### Available records
- - - -

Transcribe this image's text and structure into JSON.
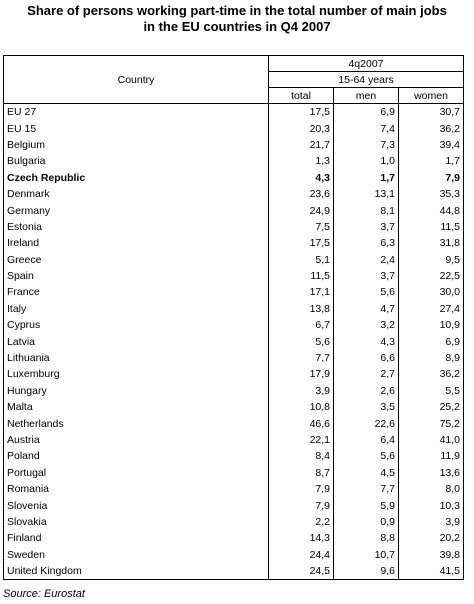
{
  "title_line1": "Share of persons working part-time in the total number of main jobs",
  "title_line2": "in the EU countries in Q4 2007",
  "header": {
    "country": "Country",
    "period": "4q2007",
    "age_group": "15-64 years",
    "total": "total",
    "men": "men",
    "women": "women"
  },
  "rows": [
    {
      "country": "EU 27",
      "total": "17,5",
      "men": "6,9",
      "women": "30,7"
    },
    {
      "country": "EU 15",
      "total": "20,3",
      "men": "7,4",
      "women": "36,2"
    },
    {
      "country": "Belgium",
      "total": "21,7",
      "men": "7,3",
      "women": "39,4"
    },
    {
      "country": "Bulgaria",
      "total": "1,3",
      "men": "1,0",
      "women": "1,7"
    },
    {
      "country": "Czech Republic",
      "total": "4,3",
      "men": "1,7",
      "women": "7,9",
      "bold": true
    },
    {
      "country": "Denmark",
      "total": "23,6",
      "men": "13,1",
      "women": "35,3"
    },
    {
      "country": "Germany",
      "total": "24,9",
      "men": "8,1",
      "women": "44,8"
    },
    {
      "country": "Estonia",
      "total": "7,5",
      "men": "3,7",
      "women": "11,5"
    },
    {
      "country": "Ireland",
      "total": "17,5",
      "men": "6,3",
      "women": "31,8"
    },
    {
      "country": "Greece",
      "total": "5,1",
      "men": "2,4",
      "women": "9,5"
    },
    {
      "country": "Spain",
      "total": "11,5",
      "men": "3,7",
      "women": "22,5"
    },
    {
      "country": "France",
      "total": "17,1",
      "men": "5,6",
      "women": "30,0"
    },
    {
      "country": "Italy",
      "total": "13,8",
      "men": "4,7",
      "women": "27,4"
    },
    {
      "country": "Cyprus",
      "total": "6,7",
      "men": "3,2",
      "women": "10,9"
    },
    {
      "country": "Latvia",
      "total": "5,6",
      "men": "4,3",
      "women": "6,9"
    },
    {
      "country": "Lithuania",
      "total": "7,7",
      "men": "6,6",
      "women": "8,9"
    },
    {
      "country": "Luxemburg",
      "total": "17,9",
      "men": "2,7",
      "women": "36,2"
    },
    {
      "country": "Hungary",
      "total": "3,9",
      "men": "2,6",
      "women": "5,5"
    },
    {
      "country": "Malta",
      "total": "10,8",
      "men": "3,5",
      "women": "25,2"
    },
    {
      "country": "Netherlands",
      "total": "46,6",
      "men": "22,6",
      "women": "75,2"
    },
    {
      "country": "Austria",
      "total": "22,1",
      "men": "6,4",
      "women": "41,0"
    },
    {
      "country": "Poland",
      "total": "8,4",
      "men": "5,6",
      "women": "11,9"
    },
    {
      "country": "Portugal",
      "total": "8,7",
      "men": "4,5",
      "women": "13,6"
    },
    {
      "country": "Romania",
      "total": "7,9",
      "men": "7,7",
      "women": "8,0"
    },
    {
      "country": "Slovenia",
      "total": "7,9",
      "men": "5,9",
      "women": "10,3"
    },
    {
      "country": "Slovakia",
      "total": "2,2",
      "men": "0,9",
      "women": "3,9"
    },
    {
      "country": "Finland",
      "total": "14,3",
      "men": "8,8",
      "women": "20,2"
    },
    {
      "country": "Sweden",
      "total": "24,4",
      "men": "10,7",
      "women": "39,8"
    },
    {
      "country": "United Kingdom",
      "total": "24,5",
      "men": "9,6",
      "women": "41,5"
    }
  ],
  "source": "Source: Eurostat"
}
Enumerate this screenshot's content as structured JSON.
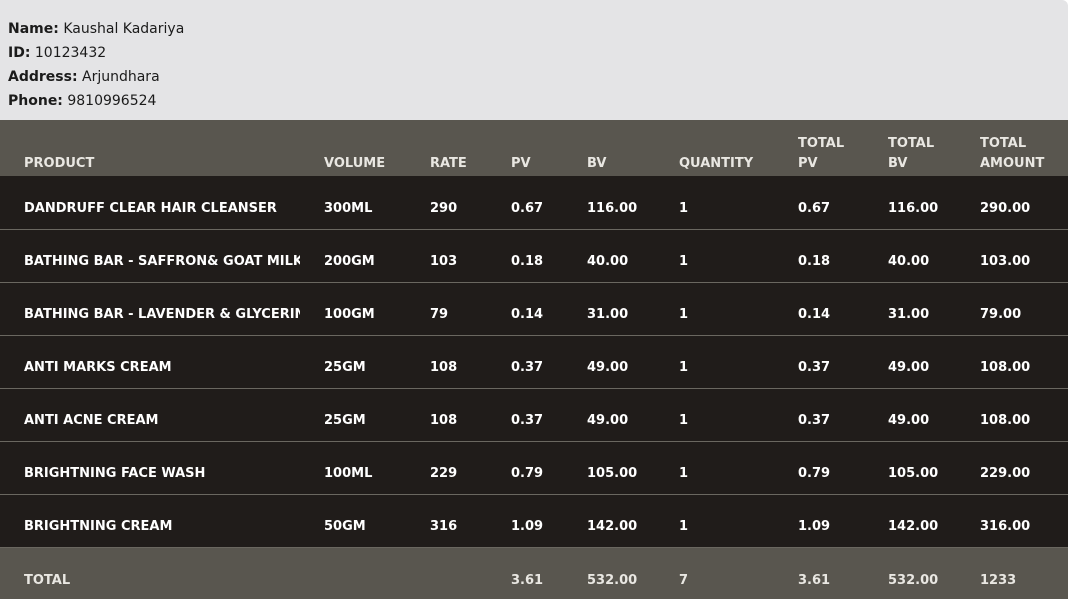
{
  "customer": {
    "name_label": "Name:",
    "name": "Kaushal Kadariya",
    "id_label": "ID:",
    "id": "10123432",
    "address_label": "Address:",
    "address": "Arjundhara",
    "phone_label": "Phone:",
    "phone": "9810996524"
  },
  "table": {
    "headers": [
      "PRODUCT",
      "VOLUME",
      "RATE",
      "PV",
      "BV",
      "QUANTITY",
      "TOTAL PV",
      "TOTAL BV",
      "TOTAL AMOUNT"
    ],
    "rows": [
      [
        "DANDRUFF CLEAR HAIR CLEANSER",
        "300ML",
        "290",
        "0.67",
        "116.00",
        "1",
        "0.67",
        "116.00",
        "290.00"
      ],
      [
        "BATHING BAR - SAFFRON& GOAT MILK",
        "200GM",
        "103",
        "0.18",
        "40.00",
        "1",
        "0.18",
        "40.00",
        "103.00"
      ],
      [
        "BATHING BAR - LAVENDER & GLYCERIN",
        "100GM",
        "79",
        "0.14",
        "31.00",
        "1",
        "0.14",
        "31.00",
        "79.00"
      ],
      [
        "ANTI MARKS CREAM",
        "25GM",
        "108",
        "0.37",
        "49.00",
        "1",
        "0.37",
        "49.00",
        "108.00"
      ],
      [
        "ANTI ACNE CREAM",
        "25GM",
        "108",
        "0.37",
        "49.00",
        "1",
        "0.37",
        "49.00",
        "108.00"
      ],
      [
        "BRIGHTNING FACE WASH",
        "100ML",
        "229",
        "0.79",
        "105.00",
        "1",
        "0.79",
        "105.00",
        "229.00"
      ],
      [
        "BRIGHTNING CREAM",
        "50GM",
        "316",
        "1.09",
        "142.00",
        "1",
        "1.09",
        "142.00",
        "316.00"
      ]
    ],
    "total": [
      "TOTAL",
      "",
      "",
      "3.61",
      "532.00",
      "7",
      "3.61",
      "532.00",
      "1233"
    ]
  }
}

- - - -

### The request
Identify each line in the records above that contains the word "this", and copy it out in full.

### Exercise response
Transcribe this image's text and structure into JSON.
Enumerate this screenshot's content as structured JSON.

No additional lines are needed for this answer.